● TRECHO
Ela informa que ficaram de fora trechos de Mata Atlântica primária e da vegetação de Cangas, uma formação de alta diversidade biológica e com várias espécies que só existem ali; três locais de grande relevância, entre elas um túnel subterrâneo cavado por animais extintos; cachoeiras de água especial; lagoas de altitude raras; e grande parte da bacia do Ribeirão da Prata. Trata-se de uma das últimas grandes áreas remanescentes de uma ecossistema muito particular relacionado ao afloramento de ferro da Região Central de Minas Gerais.
Parte da área da Serra do Gandarela e da bacia do Ribeirão da Prata que ficaram de fora do Parque Nacional
“Além disso, ainda ocuparam áreas que as comunidades pediram que fosse uma RDS para manter atividades de geração de renda, que não mais poderão exercer, caso a zona de amortecimento e o plano de manejo sigam as mesmas premissas de atender meramente aos interesses minerários”, alerta.

● MATERIAL FORNECIDO
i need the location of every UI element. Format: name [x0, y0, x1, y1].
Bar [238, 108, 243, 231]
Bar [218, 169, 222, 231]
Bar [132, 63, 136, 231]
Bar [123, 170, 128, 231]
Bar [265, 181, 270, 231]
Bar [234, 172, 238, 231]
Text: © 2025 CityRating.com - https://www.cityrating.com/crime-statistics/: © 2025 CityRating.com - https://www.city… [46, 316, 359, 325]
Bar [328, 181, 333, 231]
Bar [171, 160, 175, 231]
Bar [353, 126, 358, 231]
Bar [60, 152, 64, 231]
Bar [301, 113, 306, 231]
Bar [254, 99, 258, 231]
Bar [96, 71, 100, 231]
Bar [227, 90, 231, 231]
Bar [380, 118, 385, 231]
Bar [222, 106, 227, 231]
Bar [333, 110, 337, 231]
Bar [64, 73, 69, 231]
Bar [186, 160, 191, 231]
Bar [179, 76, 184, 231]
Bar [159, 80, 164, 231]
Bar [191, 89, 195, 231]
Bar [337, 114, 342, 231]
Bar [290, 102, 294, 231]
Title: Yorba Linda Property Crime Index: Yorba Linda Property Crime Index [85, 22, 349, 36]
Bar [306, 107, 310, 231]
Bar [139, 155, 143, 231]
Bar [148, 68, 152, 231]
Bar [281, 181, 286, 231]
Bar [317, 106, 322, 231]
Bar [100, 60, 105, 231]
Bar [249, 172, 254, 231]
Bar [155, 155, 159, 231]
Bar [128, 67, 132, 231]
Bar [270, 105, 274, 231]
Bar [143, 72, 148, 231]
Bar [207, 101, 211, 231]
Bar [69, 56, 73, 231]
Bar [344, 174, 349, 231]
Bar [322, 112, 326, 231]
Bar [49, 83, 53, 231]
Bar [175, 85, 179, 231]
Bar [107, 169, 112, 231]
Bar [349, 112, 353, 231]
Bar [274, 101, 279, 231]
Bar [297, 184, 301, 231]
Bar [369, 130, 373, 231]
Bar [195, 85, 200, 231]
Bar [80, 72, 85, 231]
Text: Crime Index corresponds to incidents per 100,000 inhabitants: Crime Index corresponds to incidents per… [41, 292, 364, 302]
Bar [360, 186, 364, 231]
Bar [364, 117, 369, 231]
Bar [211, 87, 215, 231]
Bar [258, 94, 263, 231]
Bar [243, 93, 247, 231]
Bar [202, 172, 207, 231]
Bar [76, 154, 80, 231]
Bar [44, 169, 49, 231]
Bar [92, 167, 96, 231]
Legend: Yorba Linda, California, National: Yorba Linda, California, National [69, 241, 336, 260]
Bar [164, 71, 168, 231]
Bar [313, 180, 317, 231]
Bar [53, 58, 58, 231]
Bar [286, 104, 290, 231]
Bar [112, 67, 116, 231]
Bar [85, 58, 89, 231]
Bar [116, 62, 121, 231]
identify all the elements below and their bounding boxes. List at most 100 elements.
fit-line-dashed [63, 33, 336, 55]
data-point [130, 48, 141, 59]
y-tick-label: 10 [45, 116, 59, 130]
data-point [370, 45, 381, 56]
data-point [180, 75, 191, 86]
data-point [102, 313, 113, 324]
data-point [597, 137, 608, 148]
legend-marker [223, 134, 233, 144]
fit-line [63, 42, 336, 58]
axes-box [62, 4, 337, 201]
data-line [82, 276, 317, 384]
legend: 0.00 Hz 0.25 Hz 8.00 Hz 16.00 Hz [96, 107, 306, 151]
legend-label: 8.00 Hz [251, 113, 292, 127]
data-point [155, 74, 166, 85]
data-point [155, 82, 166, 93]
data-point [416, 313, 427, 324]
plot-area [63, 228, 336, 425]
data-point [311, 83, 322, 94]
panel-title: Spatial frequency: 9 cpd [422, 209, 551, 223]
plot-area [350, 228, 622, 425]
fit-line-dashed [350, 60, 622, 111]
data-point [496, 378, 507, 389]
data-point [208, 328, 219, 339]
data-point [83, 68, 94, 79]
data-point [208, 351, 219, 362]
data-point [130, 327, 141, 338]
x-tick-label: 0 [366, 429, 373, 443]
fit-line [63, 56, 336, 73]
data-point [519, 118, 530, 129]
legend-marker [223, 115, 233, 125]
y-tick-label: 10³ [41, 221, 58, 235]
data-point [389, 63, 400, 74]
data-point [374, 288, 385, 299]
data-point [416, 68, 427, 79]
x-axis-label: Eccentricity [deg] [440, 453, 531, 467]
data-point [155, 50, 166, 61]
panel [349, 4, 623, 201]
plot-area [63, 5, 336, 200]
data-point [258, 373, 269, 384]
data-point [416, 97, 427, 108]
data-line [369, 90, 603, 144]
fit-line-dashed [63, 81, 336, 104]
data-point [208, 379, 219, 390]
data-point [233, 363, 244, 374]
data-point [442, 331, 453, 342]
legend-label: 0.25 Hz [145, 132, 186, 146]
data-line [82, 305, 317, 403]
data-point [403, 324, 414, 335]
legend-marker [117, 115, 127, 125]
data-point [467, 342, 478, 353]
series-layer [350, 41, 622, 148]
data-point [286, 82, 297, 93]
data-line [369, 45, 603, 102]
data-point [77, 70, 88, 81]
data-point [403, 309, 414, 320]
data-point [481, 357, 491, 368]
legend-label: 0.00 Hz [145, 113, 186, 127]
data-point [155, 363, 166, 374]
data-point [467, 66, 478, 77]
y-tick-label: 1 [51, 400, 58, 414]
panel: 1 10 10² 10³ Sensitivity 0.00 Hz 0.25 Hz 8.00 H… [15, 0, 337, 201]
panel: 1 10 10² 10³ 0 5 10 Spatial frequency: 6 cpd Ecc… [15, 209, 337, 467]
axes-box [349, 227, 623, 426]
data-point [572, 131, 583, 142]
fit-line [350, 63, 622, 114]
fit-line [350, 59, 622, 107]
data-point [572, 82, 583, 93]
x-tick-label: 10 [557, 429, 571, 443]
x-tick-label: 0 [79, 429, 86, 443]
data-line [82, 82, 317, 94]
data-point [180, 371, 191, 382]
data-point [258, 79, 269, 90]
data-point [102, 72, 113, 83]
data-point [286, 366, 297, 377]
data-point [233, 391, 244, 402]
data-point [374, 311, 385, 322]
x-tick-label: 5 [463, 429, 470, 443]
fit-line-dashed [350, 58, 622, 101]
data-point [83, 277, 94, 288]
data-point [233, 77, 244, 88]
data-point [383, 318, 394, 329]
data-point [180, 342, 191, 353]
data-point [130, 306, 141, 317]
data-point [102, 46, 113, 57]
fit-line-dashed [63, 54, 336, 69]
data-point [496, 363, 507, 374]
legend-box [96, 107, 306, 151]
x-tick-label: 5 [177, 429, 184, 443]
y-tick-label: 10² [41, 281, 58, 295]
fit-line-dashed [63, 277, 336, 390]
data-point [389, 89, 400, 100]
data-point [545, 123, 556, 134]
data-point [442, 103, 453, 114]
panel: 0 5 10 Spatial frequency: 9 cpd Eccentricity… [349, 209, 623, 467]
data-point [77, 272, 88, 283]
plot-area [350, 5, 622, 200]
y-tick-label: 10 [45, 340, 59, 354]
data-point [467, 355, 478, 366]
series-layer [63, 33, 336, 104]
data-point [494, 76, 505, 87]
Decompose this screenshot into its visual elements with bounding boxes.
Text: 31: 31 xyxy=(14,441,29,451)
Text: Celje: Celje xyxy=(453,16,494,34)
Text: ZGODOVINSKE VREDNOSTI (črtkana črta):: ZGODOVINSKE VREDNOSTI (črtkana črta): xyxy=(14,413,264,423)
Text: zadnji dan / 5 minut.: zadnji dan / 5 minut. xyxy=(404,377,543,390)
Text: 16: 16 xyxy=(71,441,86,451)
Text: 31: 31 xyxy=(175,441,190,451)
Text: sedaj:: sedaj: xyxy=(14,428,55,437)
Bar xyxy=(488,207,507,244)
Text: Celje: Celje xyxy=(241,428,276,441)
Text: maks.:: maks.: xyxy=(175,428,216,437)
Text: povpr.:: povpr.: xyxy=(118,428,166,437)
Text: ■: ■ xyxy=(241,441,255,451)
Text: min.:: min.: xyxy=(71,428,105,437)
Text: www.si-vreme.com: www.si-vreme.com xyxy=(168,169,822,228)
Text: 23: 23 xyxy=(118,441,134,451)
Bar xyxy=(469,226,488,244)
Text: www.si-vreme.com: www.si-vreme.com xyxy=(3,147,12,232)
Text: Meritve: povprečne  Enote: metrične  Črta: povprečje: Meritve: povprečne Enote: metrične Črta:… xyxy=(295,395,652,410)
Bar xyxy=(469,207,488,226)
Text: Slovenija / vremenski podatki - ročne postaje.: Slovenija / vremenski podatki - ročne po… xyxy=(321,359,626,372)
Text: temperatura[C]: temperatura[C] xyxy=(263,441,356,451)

● TAREFAS A REALIZAR
**A)** Transcreva do trecho sobre a Serra do Gandarela a parte que se inicia nas palavras "Ela informa que" e se encerra em "de Minas Gerais.".
**B)** Com base no trecho sobre a Serra do Gandarela, responda:
(i) Qual formação vegetal de alta diversidade biológica ficou de fora?
(ii) Por quem foi cavado o túnel subterrâneo citado?
(iii) O que as comunidades pediram que fossem as áreas ocupadas?

● RESPOSTAS ESPERADAS
**A)**
Ela informa que ficaram de fora trechos de Mata Atlântica primária e da vegetação de Cangas, uma formação de alta diversidade biológica e com várias espécies que só existem ali; três locais de grande relevância, entre elas um túnel subterrâneo cavado por animais extintos; cachoeiras de água especial; lagoas de altitude raras; e grande parte da bacia do Ribeirão da Prata. Trata-se de uma das últimas grandes áreas remanescentes de uma ecossistema muito particular relacionado ao afloramento de ferro da Região Central de Minas Gerais.

**B)**
(i) A vegetação de Cangas.
(ii) Por animais extintos.
(iii) Uma RDS, para manter atividades de geração de renda.